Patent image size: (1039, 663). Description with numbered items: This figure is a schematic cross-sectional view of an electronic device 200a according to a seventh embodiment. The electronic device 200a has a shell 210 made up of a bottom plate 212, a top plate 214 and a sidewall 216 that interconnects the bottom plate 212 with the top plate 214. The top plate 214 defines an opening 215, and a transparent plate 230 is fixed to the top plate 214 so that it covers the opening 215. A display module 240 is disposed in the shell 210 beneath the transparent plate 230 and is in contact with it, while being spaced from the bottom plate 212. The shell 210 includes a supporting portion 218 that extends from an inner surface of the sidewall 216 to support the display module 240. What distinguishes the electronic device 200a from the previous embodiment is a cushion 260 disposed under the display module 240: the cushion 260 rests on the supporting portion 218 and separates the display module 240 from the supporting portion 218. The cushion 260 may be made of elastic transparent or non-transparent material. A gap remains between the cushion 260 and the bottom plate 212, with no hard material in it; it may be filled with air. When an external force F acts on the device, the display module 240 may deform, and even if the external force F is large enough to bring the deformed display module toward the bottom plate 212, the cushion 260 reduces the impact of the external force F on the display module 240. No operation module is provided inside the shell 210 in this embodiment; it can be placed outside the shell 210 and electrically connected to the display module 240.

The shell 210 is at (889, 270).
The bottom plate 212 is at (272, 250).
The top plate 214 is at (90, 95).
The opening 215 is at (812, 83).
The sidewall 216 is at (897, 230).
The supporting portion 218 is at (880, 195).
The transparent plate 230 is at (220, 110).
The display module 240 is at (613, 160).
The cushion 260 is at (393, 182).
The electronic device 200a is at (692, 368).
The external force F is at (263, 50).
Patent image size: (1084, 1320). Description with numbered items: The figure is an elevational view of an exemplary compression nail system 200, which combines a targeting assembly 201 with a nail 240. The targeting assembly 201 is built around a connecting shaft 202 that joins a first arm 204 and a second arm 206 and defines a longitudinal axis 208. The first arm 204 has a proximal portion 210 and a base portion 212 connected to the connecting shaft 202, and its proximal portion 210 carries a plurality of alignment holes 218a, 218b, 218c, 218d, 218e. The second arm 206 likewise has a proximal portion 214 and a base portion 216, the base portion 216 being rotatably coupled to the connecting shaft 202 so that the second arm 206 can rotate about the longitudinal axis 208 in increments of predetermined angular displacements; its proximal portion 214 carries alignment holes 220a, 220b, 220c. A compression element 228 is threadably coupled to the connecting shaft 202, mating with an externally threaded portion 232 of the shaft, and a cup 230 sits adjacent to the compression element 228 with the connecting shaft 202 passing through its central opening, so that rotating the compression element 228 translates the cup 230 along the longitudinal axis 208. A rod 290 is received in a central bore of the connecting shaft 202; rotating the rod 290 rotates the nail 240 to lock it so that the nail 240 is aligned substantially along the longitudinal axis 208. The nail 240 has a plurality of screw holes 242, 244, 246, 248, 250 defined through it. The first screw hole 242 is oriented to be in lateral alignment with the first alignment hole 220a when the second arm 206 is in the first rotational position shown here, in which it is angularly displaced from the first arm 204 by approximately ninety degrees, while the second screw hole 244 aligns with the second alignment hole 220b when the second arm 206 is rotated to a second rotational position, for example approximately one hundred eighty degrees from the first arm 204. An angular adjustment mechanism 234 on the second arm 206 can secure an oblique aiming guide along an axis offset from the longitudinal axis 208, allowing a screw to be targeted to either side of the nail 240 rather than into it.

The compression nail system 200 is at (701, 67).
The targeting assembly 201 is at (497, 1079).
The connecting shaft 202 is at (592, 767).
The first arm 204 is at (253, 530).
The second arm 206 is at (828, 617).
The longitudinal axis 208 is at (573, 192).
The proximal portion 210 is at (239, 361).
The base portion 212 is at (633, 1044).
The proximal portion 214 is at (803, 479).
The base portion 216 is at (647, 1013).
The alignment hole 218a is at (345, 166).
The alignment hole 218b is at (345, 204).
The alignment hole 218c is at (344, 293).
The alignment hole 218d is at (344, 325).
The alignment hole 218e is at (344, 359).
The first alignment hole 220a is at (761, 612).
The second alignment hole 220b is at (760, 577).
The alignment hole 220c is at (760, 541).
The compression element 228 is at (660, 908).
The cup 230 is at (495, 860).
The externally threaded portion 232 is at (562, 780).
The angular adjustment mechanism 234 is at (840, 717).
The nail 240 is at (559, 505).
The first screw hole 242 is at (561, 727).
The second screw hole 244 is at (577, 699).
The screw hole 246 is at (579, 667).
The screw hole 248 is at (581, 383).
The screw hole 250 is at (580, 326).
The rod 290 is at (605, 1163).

====================

### Exercise details
Write out the lines of the material word for word, beginning at the line that contains "Patent image size: (1084, 1320)." and stopping after the line that contains "The compression nail".

### Response below
Patent image size: (1084, 1320). Description with numbered items: The figure is an elevational view of an exemplary compression nail system 200, which combines a targeting assembly 201 with a nail 240. The targeting assembly 201 is built around a connecting shaft 202 that joins a first arm 204 and a second arm 206 and defines a longitudinal axis 208. The first arm 204 has a proximal portion 210 and a base portion 212 connected to the connecting shaft 202, and its proximal portion 210 carries a plurality of alignment holes 218a, 218b, 218c, 218d, 218e. The second arm 206 likewise has a proximal portion 214 and a base portion 216, the base portion 216 being rotatably coupled to the connecting shaft 202 so that the second arm 206 can rotate about the longitudinal axis 208 in increments of predetermined angular displacements; its proximal portion 214 carries alignment holes 220a, 220b, 220c. A compression element 228 is threadably coupled to the connecting shaft 202, mating with an externally threaded portion 232 of the shaft, and a cup 230 sits adjacent to the compression element 228 with the connecting shaft 202 passing through its central opening, so that rotating the compression element 228 translates the cup 230 along the longitudinal axis 208. A rod 290 is received in a central bore of the connecting shaft 202; rotating the rod 290 rotates the nail 240 to lock it so that the nail 240 is aligned substantially along the longitudinal axis 208. The nail 240 has a plurality of screw holes 242, 244, 246, 248, 250 defined through it. The first screw hole 242 is oriented to be in lateral alignment with the first alignment hole 220a when the second arm 206 is in the first rotational position shown here, in which it is angularly displaced from the first arm 204 by approximately ninety degrees, while the second screw hole 244 aligns with the second alignment hole 220b when the second arm 206 is rotated to a second rotational position, for example approximately one hundred eighty degrees from the first arm 204. An angular adjustment mechanism 234 on the second arm 206 can secure an oblique aiming guide along an axis offset from the longitudinal axis 208, allowing a screw to be targeted to either side of the nail 240 rather than into it.

The compression nail system 200 is at (701, 67).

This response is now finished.